AIM OF THE EXERCISE = Each line that holds the word "lisesi" is to be identified and copied.

ENTRIES =
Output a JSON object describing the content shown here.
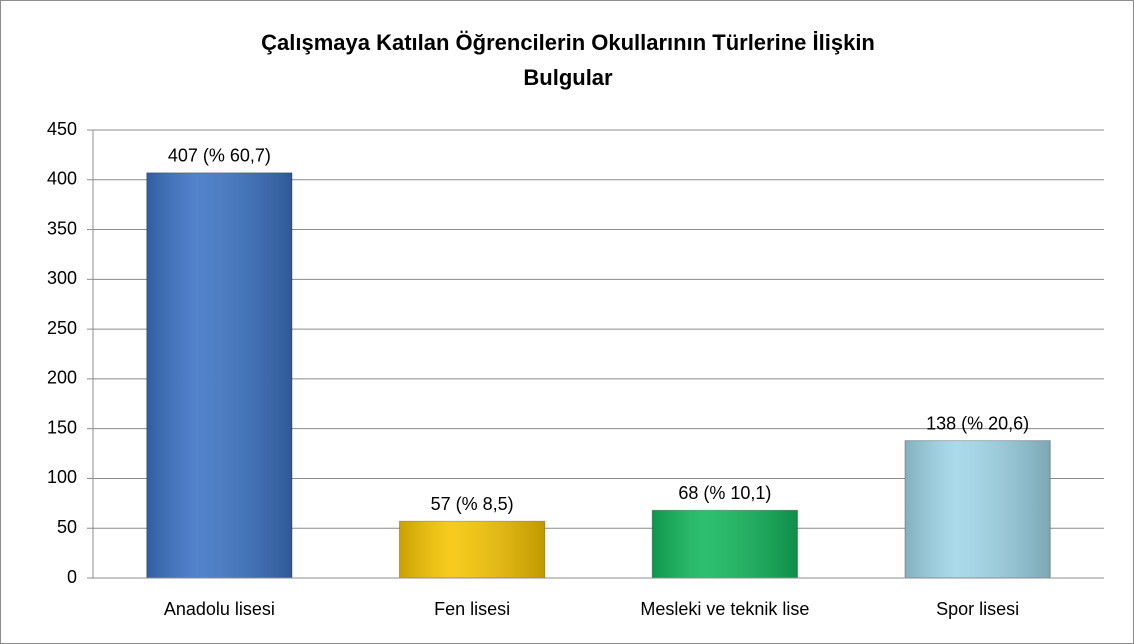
{
  "chart_data": {
    "type": "bar",
    "title": [
      "Çalışmaya Katılan Öğrencilerin Okullarının Türlerine İlişkin",
      "Bulgular"
    ],
    "categories": [
      "Anadolu lisesi",
      "Fen lisesi",
      "Mesleki ve teknik lise",
      "Spor lisesi"
    ],
    "values": [
      407,
      57,
      68,
      138
    ],
    "value_labels": [
      "407 (% 60,7)",
      "57 (% 8,5)",
      "68 (% 10,1)",
      "138 (% 20,6)"
    ],
    "colors": [
      "#3b72c4",
      "#f6c400",
      "#12b65c",
      "#9fd6e8"
    ],
    "ylim": [
      0,
      450
    ],
    "yticks": [
      0,
      50,
      100,
      150,
      200,
      250,
      300,
      350,
      400,
      450
    ],
    "grid": true
  }
}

EXERCISE ANSWER =
      "Anadolu lisesi",
      "Fen lisesi",
      "Spor lisesi"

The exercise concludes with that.